# start of Material to process

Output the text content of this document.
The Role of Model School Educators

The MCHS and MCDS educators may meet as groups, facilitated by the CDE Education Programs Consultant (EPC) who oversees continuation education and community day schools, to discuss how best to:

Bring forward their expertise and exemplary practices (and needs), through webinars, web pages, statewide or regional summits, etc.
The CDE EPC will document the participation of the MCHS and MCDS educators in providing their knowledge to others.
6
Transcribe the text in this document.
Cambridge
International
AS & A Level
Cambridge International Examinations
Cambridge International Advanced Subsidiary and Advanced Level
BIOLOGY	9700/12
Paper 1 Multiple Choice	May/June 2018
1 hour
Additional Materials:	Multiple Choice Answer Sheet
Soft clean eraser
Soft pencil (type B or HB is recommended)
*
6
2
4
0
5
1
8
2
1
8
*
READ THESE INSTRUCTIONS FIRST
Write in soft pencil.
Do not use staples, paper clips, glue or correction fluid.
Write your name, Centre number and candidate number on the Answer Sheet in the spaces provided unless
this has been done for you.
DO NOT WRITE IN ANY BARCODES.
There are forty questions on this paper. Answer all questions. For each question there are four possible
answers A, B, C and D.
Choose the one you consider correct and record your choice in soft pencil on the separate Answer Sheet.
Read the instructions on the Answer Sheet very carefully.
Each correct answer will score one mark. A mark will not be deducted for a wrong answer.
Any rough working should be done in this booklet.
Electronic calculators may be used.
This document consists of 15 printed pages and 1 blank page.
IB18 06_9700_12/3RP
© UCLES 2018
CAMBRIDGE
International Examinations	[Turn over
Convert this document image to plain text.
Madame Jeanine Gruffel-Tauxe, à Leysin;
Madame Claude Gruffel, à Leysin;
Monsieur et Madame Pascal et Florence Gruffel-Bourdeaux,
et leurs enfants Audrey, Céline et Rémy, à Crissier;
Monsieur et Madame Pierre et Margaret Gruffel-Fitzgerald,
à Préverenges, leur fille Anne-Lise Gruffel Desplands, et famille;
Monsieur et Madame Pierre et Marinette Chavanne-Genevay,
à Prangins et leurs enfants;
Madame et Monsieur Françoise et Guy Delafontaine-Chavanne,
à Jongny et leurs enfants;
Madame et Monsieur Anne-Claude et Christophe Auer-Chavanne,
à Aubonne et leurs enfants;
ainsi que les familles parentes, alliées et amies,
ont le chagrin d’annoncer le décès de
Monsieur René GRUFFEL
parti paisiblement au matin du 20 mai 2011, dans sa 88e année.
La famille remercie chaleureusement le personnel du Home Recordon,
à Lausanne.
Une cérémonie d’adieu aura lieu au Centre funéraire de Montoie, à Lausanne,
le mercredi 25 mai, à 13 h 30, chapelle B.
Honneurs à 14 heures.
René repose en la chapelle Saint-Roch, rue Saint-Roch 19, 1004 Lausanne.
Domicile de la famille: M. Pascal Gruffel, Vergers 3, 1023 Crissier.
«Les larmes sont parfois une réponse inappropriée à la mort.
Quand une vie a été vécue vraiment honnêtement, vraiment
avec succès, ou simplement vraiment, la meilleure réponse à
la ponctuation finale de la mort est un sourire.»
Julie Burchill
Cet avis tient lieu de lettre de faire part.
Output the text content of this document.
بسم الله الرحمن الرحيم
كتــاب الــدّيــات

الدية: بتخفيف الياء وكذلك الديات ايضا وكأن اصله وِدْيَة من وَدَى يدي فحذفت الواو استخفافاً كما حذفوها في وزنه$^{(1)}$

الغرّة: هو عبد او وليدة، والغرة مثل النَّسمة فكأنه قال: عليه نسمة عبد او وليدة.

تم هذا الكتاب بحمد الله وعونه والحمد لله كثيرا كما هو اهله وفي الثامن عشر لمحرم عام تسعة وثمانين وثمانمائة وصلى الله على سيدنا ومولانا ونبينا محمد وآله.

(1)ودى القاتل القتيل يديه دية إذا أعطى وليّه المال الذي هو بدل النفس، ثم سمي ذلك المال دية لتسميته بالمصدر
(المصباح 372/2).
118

# end of Material to process

To be done ▸
Identify the lines that hold the word "Level". Copy every one of them.

Result ▸
AS & A Level
Cambridge International Advanced Subsidiary and Advanced Level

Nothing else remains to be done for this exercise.